Write out the stretch of the book review text from "#Review - The" through "consider for review.", word for word.

▸ **EXCERPTED TEXT**
= = = = =
So much so that when the book eventually did wend towards its ending (realistic in that not everyone's problems are solved, threats remain and prices have to be paid) I really, really didn't want it to stop. Three hundred odd pages isn't long by the standards of modern fantasy but it is quite enough for the group that forms here to become firm friends to the reader, I think, and long enough that I really missed them once it was finished.

In short, another brilliant book from this author who's firmly on my "must read" list.

For more information about Nettle and Bone, see the publisher's website here.


21 April 2022

#Review - The Odyssey by Lara Williams

The Odyssey
Lara Williams
Hamish Hamilton, 21 April 2022
Available as: PB, 208pp, e, audio
Source: Advance e-copy
ISBN(PB): 9780241502815

I'm grateful to the publisher for an advance e-copy of The Odyssey via NetGalley to consider for review.

There are some gleeful tricks going on in the presentation of The Odyssey. First, take that cover, with its glittering swimming-pool water and a pink inflatable. That points to an aspect of the cruise ship WA (no, I don't know...) that the book largely isn't concerned with. Relaxed, holidaying passengers are not the focus here. The longest interaction we see between the main character, Ingrid, and a passenger is when Ingrid very rudely needles an unfortunate woman to buy something in the gift shop that she runs.
= = = = =
▸ **SUPPLIED RECORDS**

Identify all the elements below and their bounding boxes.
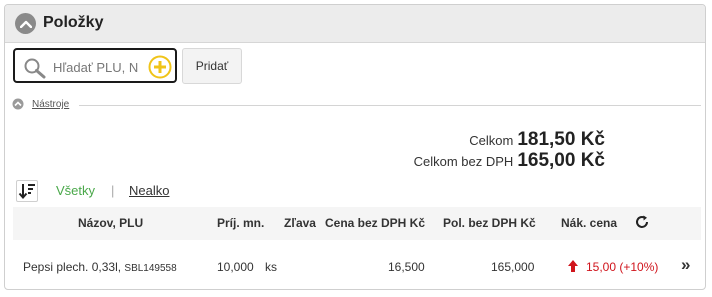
= = = = =
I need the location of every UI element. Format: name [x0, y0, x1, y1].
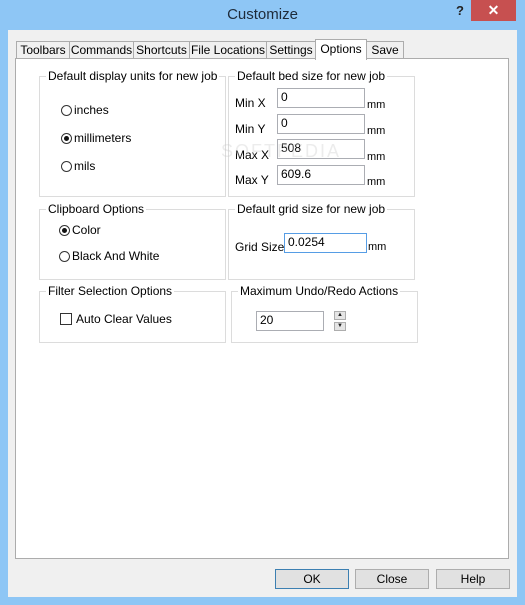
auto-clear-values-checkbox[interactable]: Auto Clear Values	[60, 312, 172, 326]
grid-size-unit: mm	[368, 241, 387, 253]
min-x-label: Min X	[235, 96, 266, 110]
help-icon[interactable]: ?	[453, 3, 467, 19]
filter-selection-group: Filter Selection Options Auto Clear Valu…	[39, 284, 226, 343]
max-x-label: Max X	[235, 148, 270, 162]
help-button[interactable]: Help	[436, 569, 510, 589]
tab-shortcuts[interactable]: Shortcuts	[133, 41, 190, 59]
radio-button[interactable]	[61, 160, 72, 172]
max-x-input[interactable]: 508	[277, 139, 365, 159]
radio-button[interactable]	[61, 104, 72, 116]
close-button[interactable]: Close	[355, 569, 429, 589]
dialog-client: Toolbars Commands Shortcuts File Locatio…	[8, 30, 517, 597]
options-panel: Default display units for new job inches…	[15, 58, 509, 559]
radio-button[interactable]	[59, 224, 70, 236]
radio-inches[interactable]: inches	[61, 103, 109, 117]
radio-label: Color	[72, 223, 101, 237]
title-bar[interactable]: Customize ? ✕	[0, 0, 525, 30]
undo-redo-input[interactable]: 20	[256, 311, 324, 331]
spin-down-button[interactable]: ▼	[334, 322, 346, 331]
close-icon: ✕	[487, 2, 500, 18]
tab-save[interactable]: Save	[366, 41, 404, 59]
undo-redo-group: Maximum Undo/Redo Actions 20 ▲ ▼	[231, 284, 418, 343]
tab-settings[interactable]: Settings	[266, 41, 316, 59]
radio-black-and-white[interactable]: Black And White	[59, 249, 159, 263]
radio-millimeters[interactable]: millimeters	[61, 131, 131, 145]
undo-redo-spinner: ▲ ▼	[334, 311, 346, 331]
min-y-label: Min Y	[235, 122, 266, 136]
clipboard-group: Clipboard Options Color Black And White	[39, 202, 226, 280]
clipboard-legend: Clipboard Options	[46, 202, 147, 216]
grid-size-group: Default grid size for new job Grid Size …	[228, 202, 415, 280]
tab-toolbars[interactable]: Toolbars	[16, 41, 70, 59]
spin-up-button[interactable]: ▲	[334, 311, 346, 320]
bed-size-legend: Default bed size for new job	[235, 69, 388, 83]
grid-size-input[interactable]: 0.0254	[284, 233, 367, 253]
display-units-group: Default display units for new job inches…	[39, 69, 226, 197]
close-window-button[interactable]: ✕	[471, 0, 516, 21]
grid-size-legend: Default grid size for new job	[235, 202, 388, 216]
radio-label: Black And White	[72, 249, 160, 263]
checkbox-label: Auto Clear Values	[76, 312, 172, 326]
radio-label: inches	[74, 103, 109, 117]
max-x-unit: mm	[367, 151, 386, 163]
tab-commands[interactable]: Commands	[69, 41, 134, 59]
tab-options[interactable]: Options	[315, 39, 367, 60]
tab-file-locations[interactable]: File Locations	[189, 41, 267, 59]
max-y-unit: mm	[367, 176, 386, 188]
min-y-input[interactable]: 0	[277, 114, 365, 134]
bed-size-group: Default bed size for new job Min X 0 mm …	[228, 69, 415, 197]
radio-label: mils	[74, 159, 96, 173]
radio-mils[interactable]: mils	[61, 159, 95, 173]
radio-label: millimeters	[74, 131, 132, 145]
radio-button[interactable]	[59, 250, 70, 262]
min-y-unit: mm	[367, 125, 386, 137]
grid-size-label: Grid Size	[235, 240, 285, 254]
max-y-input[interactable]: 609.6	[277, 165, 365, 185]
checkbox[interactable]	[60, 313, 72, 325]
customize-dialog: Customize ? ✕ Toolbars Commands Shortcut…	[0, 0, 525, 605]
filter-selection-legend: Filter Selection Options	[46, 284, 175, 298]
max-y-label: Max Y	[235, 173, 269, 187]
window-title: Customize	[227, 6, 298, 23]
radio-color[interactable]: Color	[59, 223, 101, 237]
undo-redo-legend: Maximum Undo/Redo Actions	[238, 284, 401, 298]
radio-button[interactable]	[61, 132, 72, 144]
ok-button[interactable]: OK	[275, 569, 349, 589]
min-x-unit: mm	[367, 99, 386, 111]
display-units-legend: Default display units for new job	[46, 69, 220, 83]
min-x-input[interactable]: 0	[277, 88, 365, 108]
= = = = =
▸ **IN RESPONSE**
#Review - The Odyssey by Lara Williams

The Odyssey
Lara Williams
Hamish Hamilton, 21 April 2022
Available as: PB, 208pp, e, audio
Source: Advance e-copy
ISBN(PB): 9780241502815

I'm grateful to the publisher for an advance e-copy of The Odyssey via NetGalley to consider for review.